__TASK PROMPT__
Retype all of the entries word for word.

__DATA PROVIDED__
---
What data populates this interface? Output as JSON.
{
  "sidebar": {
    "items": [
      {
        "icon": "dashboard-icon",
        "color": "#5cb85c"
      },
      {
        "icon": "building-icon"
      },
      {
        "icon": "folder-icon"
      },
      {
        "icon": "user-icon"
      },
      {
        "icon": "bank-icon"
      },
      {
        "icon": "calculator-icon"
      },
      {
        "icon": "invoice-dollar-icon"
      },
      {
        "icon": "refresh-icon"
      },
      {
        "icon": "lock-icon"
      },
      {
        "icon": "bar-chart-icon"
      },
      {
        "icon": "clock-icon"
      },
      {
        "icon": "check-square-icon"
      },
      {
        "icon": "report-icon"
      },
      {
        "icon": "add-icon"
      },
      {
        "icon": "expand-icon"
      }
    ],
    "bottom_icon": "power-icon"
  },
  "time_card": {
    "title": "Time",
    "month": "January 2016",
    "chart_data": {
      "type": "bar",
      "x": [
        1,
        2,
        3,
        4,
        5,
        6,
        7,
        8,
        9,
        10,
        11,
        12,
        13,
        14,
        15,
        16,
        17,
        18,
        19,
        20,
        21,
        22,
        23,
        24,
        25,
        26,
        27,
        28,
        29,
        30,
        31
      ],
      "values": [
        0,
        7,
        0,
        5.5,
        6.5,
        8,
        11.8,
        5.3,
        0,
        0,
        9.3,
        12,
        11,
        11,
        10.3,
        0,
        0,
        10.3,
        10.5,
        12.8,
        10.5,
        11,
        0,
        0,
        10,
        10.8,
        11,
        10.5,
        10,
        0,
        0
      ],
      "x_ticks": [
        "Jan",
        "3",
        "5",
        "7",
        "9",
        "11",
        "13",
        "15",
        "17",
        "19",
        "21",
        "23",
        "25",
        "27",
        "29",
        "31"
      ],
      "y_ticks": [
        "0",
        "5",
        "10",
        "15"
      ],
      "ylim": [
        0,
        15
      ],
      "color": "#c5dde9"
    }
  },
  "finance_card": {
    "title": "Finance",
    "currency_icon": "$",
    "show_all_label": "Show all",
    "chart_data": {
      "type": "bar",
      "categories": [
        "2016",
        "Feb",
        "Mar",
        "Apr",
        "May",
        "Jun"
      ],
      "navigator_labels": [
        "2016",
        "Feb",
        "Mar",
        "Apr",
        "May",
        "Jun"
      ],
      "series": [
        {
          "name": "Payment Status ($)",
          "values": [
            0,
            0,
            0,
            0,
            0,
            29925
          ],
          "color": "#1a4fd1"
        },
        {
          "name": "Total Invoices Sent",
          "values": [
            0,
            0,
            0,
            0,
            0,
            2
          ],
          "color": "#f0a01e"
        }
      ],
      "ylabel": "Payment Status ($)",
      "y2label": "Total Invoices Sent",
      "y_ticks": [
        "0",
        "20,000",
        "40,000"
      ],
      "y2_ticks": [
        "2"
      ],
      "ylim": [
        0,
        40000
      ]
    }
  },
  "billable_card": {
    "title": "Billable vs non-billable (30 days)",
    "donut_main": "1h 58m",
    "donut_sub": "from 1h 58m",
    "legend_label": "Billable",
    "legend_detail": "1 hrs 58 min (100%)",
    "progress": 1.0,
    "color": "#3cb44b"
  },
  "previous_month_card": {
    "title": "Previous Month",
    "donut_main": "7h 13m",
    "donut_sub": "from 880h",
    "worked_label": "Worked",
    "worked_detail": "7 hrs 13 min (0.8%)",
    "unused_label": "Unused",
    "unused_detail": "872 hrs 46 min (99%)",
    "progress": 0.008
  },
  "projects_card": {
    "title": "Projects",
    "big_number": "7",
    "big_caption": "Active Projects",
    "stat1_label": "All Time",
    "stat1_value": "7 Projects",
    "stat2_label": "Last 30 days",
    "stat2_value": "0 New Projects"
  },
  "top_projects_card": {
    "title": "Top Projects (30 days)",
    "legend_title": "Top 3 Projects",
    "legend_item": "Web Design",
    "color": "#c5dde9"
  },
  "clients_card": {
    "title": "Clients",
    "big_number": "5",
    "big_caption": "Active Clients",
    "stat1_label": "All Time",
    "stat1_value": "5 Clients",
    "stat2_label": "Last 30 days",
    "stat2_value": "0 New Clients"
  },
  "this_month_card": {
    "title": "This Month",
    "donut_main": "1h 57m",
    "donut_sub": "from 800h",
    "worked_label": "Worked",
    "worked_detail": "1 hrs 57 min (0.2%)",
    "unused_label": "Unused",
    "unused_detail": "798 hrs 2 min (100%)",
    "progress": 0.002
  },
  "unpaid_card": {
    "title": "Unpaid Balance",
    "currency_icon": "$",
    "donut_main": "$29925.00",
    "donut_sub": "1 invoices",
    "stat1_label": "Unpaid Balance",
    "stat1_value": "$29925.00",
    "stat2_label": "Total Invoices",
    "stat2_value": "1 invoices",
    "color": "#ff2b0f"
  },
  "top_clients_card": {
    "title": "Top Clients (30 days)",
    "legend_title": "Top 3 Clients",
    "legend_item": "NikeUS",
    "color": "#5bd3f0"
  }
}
---
__THE ANSWER__
What data populates this interface? Output as JSON.
{
  "sidebar": {
    "items": [
      {
        "icon": "dashboard-icon",
        "color": "#5cb85c"
      },
      {
        "icon": "building-icon"
      },
      {
        "icon": "folder-icon"
      },
      {
        "icon": "user-icon"
      },
      {
        "icon": "bank-icon"
      },
      {
        "icon": "calculator-icon"
      },
      {
        "icon": "invoice-dollar-icon"
      },
      {
        "icon": "refresh-icon"
      },
      {
        "icon": "lock-icon"
      },
      {
        "icon": "bar-chart-icon"
      },
      {
        "icon": "clock-icon"
      },
      {
        "icon": "check-square-icon"
      },
      {
        "icon": "report-icon"
      },
      {
        "icon": "add-icon"
      },
      {
        "icon": "expand-icon"
      }
    ],
    "bottom_icon": "power-icon"
  },
  "time_card": {
    "title": "Time",
    "month": "January 2016",
    "chart_data": {
      "type": "bar",
      "x": [
        1,
        2,
        3,
        4,
        5,
        6,
        7,
        8,
        9,
        10,
        11,
        12,
        13,
        14,
        15,
        16,
        17,
        18,
        19,
        20,
        21,
        22,
        23,
        24,
        25,
        26,
        27,
        28,
        29,
        30,
        31
      ],
      "values": [
        0,
        7,
        0,
        5.5,
        6.5,
        8,
        11.8,
        5.3,
        0,
        0,
        9.3,
        12,
        11,
        11,
        10.3,
        0,
        0,
        10.3,
        10.5,
        12.8,
        10.5,
        11,
        0,
        0,
        10,
        10.8,
        11,
        10.5,
        10,
        0,
        0
      ],
      "x_ticks": [
        "Jan",
        "3",
        "5",
        "7",
        "9",
        "11",
        "13",
        "15",
        "17",
        "19",
        "21",
        "23",
        "25",
        "27",
        "29",
        "31"
      ],
      "y_ticks": [
        "0",
        "5",
        "10",
        "15"
      ],
      "ylim": [
        0,
        15
      ],
      "color": "#c5dde9"
    }
  },
  "finance_card": {
    "title": "Finance",
    "currency_icon": "$",
    "show_all_label": "Show all",
    "chart_data": {
      "type": "bar",
      "categories": [
        "2016",
        "Feb",
        "Mar",
        "Apr",
        "May",
        "Jun"
      ],
      "navigator_labels": [
        "2016",
        "Feb",
        "Mar",
        "Apr",
        "May",
        "Jun"
      ],
      "series": [
        {
          "name": "Payment Status ($)",
          "values": [
            0,
            0,
            0,
            0,
            0,
            29925
          ],
          "color": "#1a4fd1"
        },
        {
          "name": "Total Invoices Sent",
          "values": [
            0,
            0,
            0,
            0,
            0,
            2
          ],
          "color": "#f0a01e"
        }
      ],
      "ylabel": "Payment Status ($)",
      "y2label": "Total Invoices Sent",
      "y_ticks": [
        "0",
        "20,000",
        "40,000"
      ],
      "y2_ticks": [
        "2"
      ],
      "ylim": [
        0,
        40000
      ]
    }
  },
  "billable_card": {
    "title": "Billable vs non-billable (30 days)",
    "donut_main": "1h 58m",
    "donut_sub": "from 1h 58m",
    "legend_label": "Billable",
    "legend_detail": "1 hrs 58 min (100%)",
    "progress": 1.0,
    "color": "#3cb44b"
  },
  "previous_month_card": {
    "title": "Previous Month",
    "donut_main": "7h 13m",
    "donut_sub": "from 880h",
    "worked_label": "Worked",
    "worked_detail": "7 hrs 13 min (0.8%)",
    "unused_label": "Unused",
    "unused_detail": "872 hrs 46 min (99%)",
    "progress": 0.008
  },
  "projects_card": {
    "title": "Projects",
    "big_number": "7",
    "big_caption": "Active Projects",
    "stat1_label": "All Time",
    "stat1_value": "7 Projects",
    "stat2_label": "Last 30 days",
    "stat2_value": "0 New Projects"
  },
  "top_projects_card": {
    "title": "Top Projects (30 days)",
    "legend_title": "Top 3 Projects",
    "legend_item": "Web Design",
    "color": "#c5dde9"
  },
  "clients_card": {
    "title": "Clients",
    "big_number": "5",
    "big_caption": "Active Clients",
    "stat1_label": "All Time",
    "stat1_value": "5 Clients",
    "stat2_label": "Last 30 days",
    "stat2_value": "0 New Clients"
  },
  "this_month_card": {
    "title": "This Month",
    "donut_main": "1h 57m",
    "donut_sub": "from 800h",
    "worked_label": "Worked",
    "worked_detail": "1 hrs 57 min (0.2%)",
    "unused_label": "Unused",
    "unused_detail": "798 hrs 2 min (100%)",
    "progress": 0.002
  },
  "unpaid_card": {
    "title": "Unpaid Balance",
    "currency_icon": "$",
    "donut_main": "$29925.00",
    "donut_sub": "1 invoices",
    "stat1_label": "Unpaid Balance",
    "stat1_value": "$29925.00",
    "stat2_label": "Total Invoices",
    "stat2_value": "1 invoices",
    "color": "#ff2b0f"
  },
  "top_clients_card": {
    "title": "Top Clients (30 days)",
    "legend_title": "Top 3 Clients",
    "legend_item": "NikeUS",
    "color": "#5bd3f0"
  }
}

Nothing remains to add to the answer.